§ Written exercise: What is needed here is an exact copy of every entry.

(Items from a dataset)

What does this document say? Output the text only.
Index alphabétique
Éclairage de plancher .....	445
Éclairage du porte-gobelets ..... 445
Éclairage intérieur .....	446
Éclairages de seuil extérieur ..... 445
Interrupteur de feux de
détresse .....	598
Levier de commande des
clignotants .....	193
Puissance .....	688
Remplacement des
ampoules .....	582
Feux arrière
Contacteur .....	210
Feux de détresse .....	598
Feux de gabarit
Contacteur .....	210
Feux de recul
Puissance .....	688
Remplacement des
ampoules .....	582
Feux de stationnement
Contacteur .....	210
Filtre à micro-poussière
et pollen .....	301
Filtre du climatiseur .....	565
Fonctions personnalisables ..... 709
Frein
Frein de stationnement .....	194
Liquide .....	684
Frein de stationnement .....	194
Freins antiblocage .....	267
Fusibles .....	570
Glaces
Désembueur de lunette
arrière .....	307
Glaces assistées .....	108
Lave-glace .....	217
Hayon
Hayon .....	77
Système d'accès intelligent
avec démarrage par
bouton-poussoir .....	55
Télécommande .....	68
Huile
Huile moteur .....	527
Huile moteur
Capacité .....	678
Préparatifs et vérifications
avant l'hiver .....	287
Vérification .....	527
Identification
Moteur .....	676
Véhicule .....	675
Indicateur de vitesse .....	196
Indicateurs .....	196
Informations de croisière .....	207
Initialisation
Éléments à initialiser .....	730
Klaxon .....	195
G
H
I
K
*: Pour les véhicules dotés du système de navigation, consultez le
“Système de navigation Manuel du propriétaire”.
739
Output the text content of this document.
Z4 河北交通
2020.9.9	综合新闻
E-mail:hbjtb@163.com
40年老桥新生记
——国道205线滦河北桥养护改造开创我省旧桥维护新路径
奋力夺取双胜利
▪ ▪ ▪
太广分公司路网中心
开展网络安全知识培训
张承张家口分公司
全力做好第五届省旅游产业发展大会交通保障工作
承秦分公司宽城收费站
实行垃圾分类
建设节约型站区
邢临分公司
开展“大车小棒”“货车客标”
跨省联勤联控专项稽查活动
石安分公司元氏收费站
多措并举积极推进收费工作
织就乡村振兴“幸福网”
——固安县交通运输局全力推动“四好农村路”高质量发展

§ Task solution:
What does this document say? Output the text only.
Index alphabétique
Éclairage de plancher .....	445
Éclairage du porte-gobelets ..... 445
Éclairage intérieur .....	446
Éclairages de seuil extérieur ..... 445
Interrupteur de feux de
détresse .....	598
Levier de commande des
clignotants .....	193
Puissance .....	688
Remplacement des
ampoules .....	582
Feux arrière
Contacteur .....	210
Feux de détresse .....	598
Feux de gabarit
Contacteur .....	210
Feux de recul
Puissance .....	688
Remplacement des
ampoules .....	582
Feux de stationnement
Contacteur .....	210
Filtre à micro-poussière
et pollen .....	301
Filtre du climatiseur .....	565
Fonctions personnalisables ..... 709
Frein
Frein de stationnement .....	194
Liquide .....	684
Frein de stationnement .....	194
Freins antiblocage .....	267
Fusibles .....	570
Glaces
Désembueur de lunette
arrière .....	307
Glaces assistées .....	108
Lave-glace .....	217
Hayon
Hayon .....	77
Système d'accès intelligent
avec démarrage par
bouton-poussoir .....	55
Télécommande .....	68
Huile
Huile moteur .....	527
Huile moteur
Capacité .....	678
Préparatifs et vérifications
avant l'hiver .....	287
Vérification .....	527
Identification
Moteur .....	676
Véhicule .....	675
Indicateur de vitesse .....	196
Indicateurs .....	196
Informations de croisière .....	207
Initialisation
Éléments à initialiser .....	730
Klaxon .....	195
G
H
I
K
*: Pour les véhicules dotés du système de navigation, consultez le
“Système de navigation Manuel du propriétaire”.
739
Output the text content of this document.
Z4 河北交通
2020.9.9	综合新闻
E-mail:hbjtb@163.com
40年老桥新生记
——国道205线滦河北桥养护改造开创我省旧桥维护新路径
奋力夺取双胜利
▪ ▪ ▪
太广分公司路网中心
开展网络安全知识培训
张承张家口分公司
全力做好第五届省旅游产业发展大会交通保障工作
承秦分公司宽城收费站
实行垃圾分类
建设节约型站区
邢临分公司
开展“大车小棒”“货车客标”
跨省联勤联控专项稽查活动
石安分公司元氏收费站
多措并举积极推进收费工作
织就乡村振兴“幸福网”
——固安县交通运输局全力推动“四好农村路”高质量发展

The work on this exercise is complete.